--- Set problem ---
Examine the material below. Gather every line in which the string "cùng" appears.

─── Records provided ───

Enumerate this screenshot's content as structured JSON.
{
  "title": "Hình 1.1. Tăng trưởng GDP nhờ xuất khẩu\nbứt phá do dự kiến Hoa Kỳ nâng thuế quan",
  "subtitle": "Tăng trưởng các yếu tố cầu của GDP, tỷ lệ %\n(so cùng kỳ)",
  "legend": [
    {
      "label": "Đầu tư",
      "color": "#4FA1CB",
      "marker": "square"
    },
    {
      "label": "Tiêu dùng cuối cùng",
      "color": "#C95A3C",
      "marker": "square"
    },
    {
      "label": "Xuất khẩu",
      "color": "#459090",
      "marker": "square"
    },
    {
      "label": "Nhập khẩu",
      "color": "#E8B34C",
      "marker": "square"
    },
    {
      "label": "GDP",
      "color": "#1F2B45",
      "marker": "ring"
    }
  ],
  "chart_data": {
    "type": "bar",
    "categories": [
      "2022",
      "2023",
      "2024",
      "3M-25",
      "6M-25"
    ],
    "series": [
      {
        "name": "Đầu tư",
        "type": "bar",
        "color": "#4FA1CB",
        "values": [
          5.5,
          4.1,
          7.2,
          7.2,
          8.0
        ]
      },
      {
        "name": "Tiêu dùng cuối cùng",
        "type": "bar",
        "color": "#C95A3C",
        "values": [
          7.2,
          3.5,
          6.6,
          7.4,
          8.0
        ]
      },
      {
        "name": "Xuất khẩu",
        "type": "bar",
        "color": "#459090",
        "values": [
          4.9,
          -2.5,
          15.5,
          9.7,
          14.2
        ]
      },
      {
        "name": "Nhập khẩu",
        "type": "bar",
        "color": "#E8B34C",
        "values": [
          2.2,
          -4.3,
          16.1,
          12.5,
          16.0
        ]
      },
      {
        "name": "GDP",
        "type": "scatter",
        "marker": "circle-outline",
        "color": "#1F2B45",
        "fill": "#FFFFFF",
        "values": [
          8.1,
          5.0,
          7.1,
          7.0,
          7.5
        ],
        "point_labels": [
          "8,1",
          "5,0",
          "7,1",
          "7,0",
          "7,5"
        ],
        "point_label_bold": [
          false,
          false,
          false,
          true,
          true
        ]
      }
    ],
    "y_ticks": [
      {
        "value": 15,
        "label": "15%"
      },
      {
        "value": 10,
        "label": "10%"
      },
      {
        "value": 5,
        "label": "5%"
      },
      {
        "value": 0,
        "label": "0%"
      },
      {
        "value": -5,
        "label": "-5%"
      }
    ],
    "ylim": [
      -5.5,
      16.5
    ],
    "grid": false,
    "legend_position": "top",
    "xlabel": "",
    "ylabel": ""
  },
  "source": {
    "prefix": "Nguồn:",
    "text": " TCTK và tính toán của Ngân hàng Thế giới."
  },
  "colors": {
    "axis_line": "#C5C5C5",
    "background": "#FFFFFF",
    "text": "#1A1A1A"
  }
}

───

--- Right answer ---
  "subtitle": "Tăng trưởng các yếu tố cầu của GDP, tỷ lệ %\n(so cùng kỳ)",
      "label": "Tiêu dùng cuối cùng",
        "name": "Tiêu dùng cuối cùng",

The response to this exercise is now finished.